Quoted passage:
Introduction to Maya: Learn the Maya User Interface (UI)


In this series we'll be taking a comprehensive look at all of the basic elements of Maya, starting with the user interface and the general tools. If you're a newcomer to this software, then this series will be an invaluable read!

The following tutorials are currently available:

1. Learn the Maya User Interface (UI)
2. General Tools
3. Polygons, NURBs and Sub-Ds
4. Modeling: Polygonal Modeling Theory

Learn the Maya User Interface (UI)

In this tutorial we're going to get to know Maya's interface. On first opening Maya, things can feel a little daunting, so we're going to break the UI down into chewable chunks.

Along the way we'll take in a few keyboard shortcuts, which can greatly increase your efficiency. It's important to stress that it's always possible to approach a task in a number of ways, so don't be afraid to press a few buttons to see what happens. If the UI blows up, you can always reset your preferences and/or get the kettle on!


Step 1: Maya Interface Breakdown

When first opening Maya, you will be presented with something as illustrated in the image - without the pretty colours, of course.

Here is a quick breakdown of the highlighted regions:

a) Menu bar
b) Status bar
c) Shelves
d) Viewport Panel bar
e) Toolbox
f) Window configuration
g) Channel Box
h) Layer Editor
i) Timeline and Playback Controls
j) Time Range and Character Sets
k) Command Line and Script Editor
l) Workspace
m) Viewcube
n) View Axis
o) World-space Origin
p) Grid
q) Indicates the view you're currently in

As Maya's Interface has been built using the Qt framework, it is very easy to customise. For starters, most of the menus have a dotted line running alongside them; this allows you to cut the menu from its original position and place it somewhere else. You can also take this further by using Qt Designer to create your own custom UI.

A quick breakdown of the initial Maya interface

A quick breakdown of the initial Maya interface

Step 2: Menu bar, Status bar and the Hotbox

The Menu bar at the top of the UI will have all your general tools, such as Save and Save As under File, and Undo and Redo under Edit.

Just underneath the Menu bar, you will see a dropdown menu where you can change to working in a different module within Maya. The modules are:

• Animation
• Polygons
• Surfaces
• Dynamics
• Rendering
• nDynamics
• Customize

You will find that, depending on what the task is, you will constantly switch between these modules. In doing so, the Menu bar will alter to accommodate the specific tools for that module.

By using the Hotbox, you can access all the menus in one hit. Hold down the keyboard Space bar in any viewport and the Hotbox should pop up. You can then hover the mouse over a particular setting and use the LMB (left mouse button) to select the desired tool.

If you hold the LMB around the four sides of the Hotbox, you will also reveal some extra tools. You can also use the keyboard F2 to F6 keys to switch between the modules.

Switching between the modules plus the Hotbox

Switching between the modules plus the Hotbox

Step 3: Navigating the Viewports

To get comfortable in any 3D program, you will need to learn how to navigate around the 3D and 2D space. In Maya, it's all about the Alt key with a combination of one of the three mouse keys:

• To 'track' the camera, use Alt + MMB (middle mouse button)
• To 'rotate' the camera, use Alt + LMB (left mouse button)
• To 'zoom' in and out, hold Alt + RMB (right mouse button)

You can also scroll the MMB up and down for a zoom. You'll notice that in the Perspective view, you can use all three types of movement, whilst in the Orthographic views (Top, Side and Front), you are restricted to just track and zoom.

Given entries:
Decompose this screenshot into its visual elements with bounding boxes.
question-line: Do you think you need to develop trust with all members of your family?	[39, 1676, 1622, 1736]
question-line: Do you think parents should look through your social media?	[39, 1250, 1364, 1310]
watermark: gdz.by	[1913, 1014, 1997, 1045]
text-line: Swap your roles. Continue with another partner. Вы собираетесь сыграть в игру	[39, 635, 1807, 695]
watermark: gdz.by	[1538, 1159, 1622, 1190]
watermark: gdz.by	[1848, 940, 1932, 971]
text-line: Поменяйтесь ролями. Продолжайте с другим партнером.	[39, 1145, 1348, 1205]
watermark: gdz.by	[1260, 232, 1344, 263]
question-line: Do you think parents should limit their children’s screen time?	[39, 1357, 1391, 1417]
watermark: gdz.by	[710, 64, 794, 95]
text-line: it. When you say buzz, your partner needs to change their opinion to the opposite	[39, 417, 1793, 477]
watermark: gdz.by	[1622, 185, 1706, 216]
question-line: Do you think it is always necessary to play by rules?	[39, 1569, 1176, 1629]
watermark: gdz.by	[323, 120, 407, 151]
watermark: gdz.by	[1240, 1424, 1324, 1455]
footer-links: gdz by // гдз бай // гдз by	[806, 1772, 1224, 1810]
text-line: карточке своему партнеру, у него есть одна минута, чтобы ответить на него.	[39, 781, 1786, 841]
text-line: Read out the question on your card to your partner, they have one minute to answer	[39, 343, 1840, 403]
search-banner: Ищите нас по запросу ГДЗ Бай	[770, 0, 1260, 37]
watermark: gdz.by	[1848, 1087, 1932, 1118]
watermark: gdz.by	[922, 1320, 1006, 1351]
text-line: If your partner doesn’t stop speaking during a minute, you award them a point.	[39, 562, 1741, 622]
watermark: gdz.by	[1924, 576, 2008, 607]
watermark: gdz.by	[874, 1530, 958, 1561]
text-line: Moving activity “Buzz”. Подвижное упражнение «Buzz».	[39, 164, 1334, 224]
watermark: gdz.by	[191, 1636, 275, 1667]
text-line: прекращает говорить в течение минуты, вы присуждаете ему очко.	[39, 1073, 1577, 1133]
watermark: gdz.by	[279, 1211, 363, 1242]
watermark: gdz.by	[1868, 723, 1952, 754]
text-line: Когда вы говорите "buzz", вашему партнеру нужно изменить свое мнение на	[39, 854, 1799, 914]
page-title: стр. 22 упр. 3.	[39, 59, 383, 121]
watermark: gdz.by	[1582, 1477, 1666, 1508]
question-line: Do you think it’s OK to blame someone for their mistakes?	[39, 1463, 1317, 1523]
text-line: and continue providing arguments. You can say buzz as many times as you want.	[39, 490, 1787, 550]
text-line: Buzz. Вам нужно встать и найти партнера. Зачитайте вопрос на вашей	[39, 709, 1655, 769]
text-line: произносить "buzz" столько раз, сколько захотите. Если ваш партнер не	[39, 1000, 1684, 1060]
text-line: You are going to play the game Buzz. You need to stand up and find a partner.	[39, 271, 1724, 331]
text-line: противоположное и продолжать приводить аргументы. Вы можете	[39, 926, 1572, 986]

Your tasks:
[a] In the Maya interface tutorial, why is Maya's interface easy to customize? Answer in one to three sentences.
[b] According to the Maya interface tutorial, which keyboard keys switch between the modules?
[c] Continue the Maya interface tutorial from its last sentence.

Exercise answers:
[a] Maya's interface is easy to customize because it was built with the Qt framework. This lets you move most menus by cutting them away using the dotted line beside them. You can also use Qt Designer to build your own custom UI.

[b] The F2 to F6 keys.

[c]
When navigating in windows, such as the Graph Editor or the Hypershade, these navigation settings will also apply. You can also maximise and minimise the viewports by tapping the keyboard Space bar in any of them.

Navigating in Maya using the Alt key

Navigating in Maya using the Alt key

Step 4: Tools of the Trade

Once you're happy navigating in Maya, we will need some tools to play with. The basic tools that you will be using are the selection tools and the transformation tools.

In the top half of the Toolbox, you have the general Select tool (keyboard shortcut: Q) and working downwards, you have the Lasso tool and the Paint Selection tool. Below them, you have the Move, Rotate and Scale tools (keyboard shortcuts: W, E, and R respectively).

Further down, you have the Universal Manipulator, which I find pretty horrible to use (if using Maya 2014, you will find this under Modify > Transformation Tools). You can also double-click any of the tools to bring up the settings for that tool, which is very useful for many reasons, such as switching between working in World or Local mode.

A useful shortcut to these tool settings is to hold down the keyboard shortcut button and the LMB to bring up a small marking menu to edit the settings. For example, holding down W +LMB will allow you to edit the Move tool settings.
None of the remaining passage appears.